[PROMPT]: Find every line in the records that holds the string "structured". Copy each one.

(Rows from a dataset)
^^^^
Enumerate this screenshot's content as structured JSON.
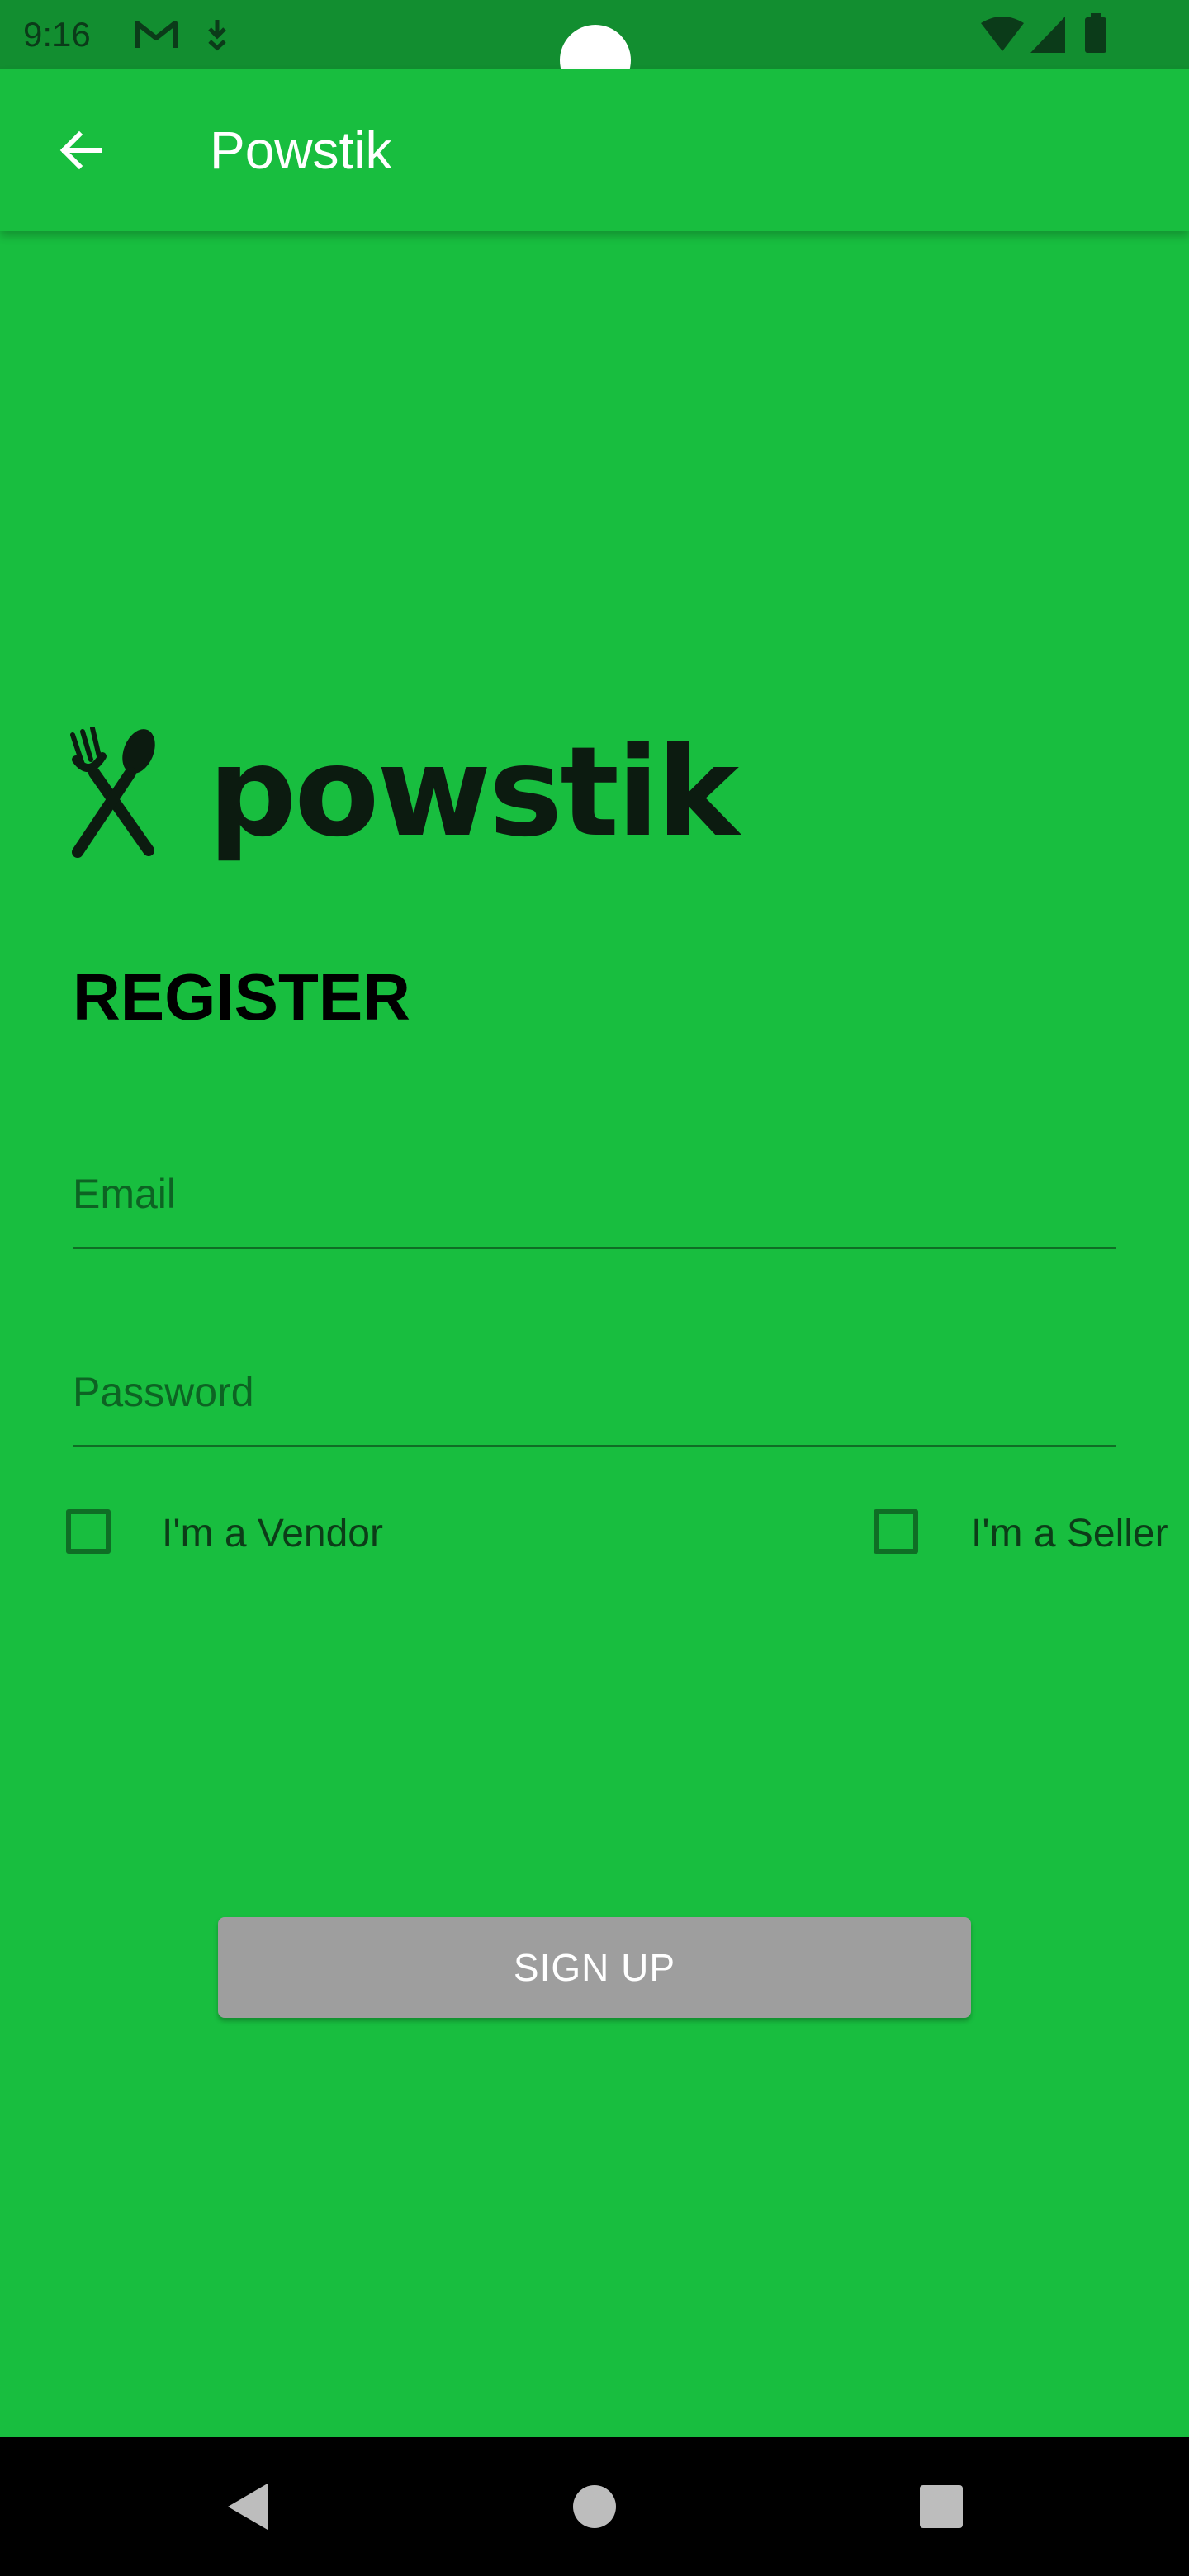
{
  "status_bar": {
    "time": "9:16",
    "icons": [
      "gmail-icon",
      "download-icon",
      "wifi-icon",
      "signal-icon",
      "battery-icon"
    ]
  },
  "app_bar": {
    "title": "Powstik",
    "back_icon": "arrow-left-icon"
  },
  "logo": {
    "text": "powstik",
    "icon": "fork-spoon-icon"
  },
  "form": {
    "heading": "REGISTER",
    "email_placeholder": "Email",
    "email_value": "",
    "password_placeholder": "Password",
    "password_value": "",
    "vendor_label": "I'm a Vendor",
    "vendor_checked": false,
    "seller_label": "I'm a Seller",
    "seller_checked": false,
    "signup_label": "SIGN UP"
  },
  "nav_bar": {
    "buttons": [
      "back-triangle-icon",
      "home-circle-icon",
      "recents-square-icon"
    ]
  },
  "colors": {
    "background": "#18be3f",
    "status_bar": "#128e30",
    "button_disabled": "#9e9e9e",
    "nav_bar": "#000000"
  }
}
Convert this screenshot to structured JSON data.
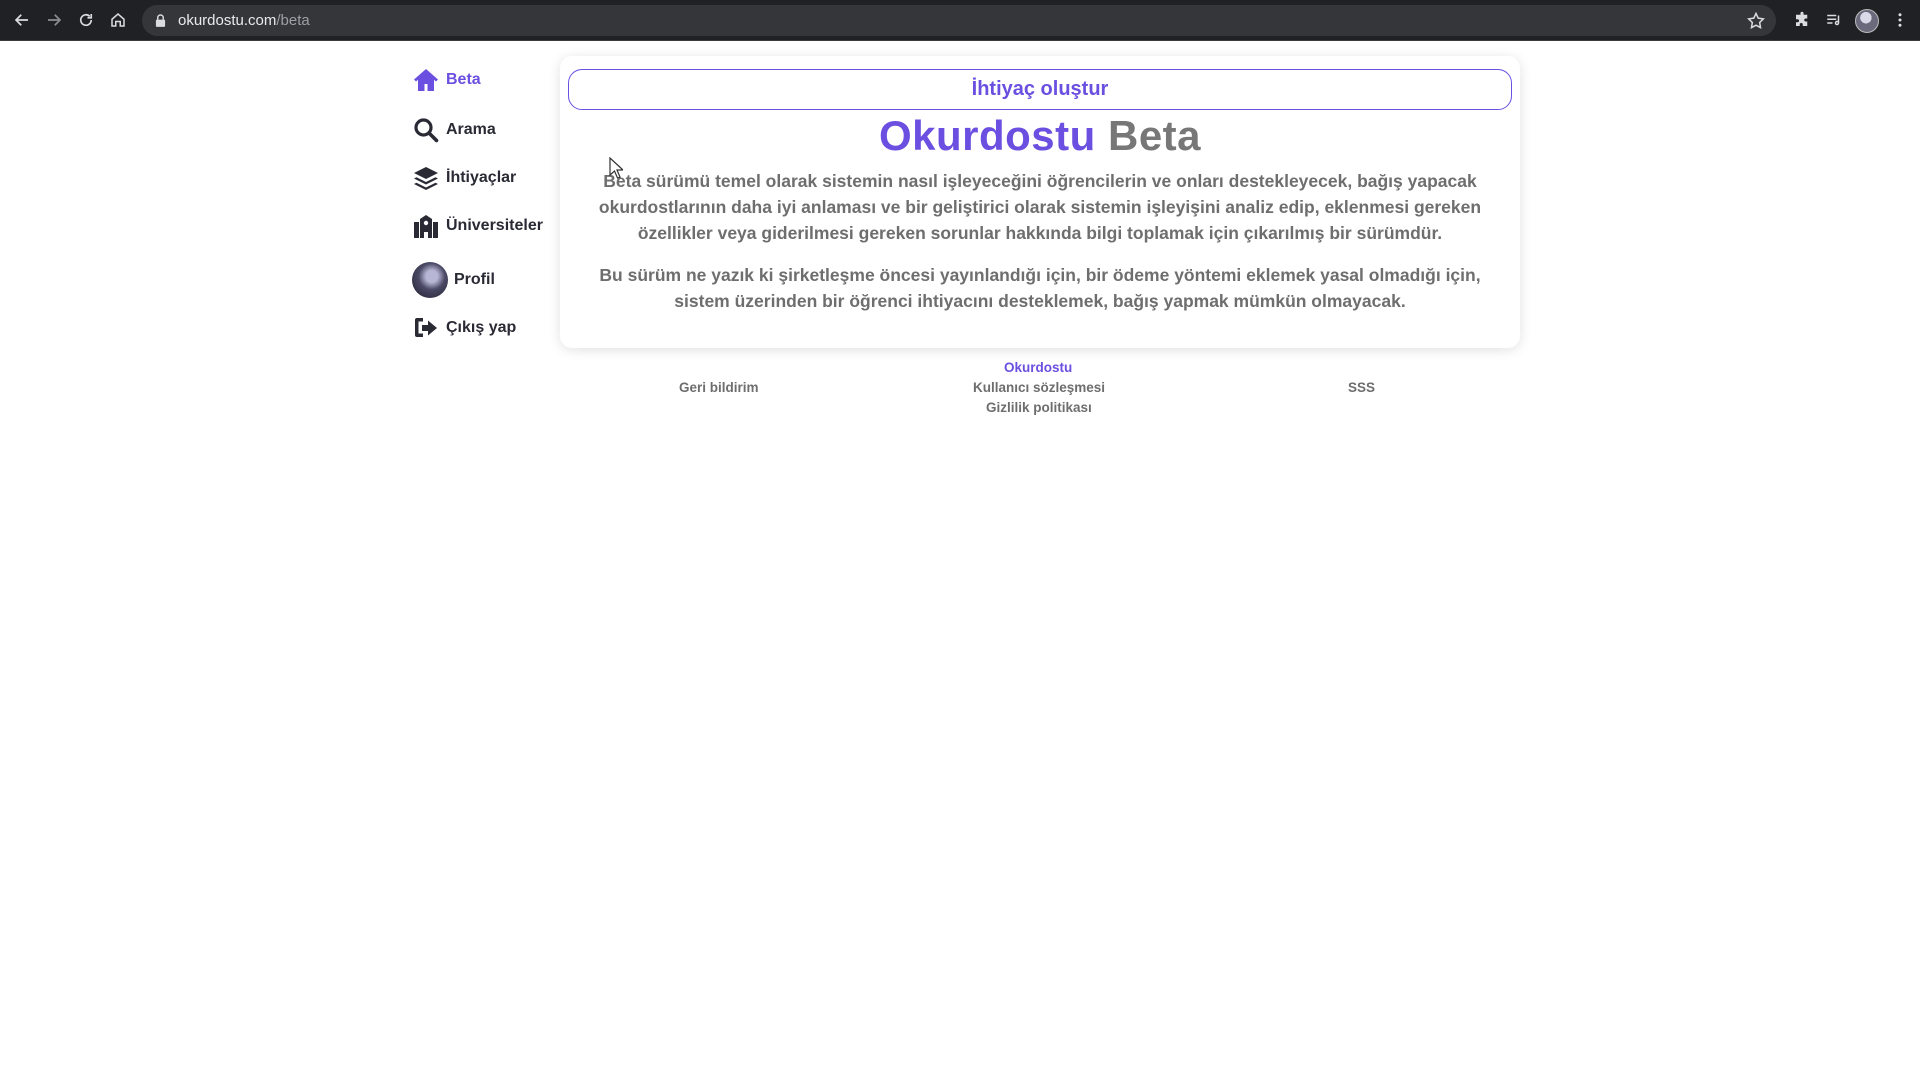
{
  "browser": {
    "url_host": "okurdostu.com",
    "url_path": "/beta"
  },
  "sidebar": {
    "items": [
      {
        "label": "Beta",
        "icon": "home-icon",
        "active": true
      },
      {
        "label": "Arama",
        "icon": "search-icon"
      },
      {
        "label": "İhtiyaçlar",
        "icon": "layers-icon"
      },
      {
        "label": "Üniversiteler",
        "icon": "university-icon"
      },
      {
        "label": "Profil",
        "icon": "avatar"
      },
      {
        "label": "Çıkış yap",
        "icon": "sign-out-icon"
      }
    ]
  },
  "main": {
    "create_button": "İhtiyaç oluştur",
    "title_brand": "Okurdostu",
    "title_suffix": "Beta",
    "paragraph1": "Beta sürümü temel olarak sistemin nasıl işleyeceğini öğrencilerin ve onları destekleyecek, bağış yapacak okurdostlarının daha iyi anlaması ve bir geliştirici olarak sistemin işleyişini analiz edip, eklenmesi gereken özellikler veya giderilmesi gereken sorunlar hakkında bilgi toplamak için çıkarılmış bir sürümdür.",
    "paragraph2": "Bu sürüm ne yazık ki şirketleşme öncesi yayınlandığı için, bir ödeme yöntemi eklemek yasal olmadığı için, sistem üzerinden bir öğrenci ihtiyacını desteklemek, bağış yapmak mümkün olmayacak."
  },
  "footer": {
    "brand": "Okurdostu",
    "feedback": "Geri bildirim",
    "terms": "Kullanıcı sözleşmesi",
    "privacy": "Gizlilik politikası",
    "faq": "SSS"
  },
  "colors": {
    "accent": "#6b4fe0",
    "text_muted": "#6e6e6e"
  }
}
^^^^
[OUTPUT FOR THIS EXERCISE]:
Enumerate this screenshot's content as structured JSON.
Convert this screenshot to structured JSON data.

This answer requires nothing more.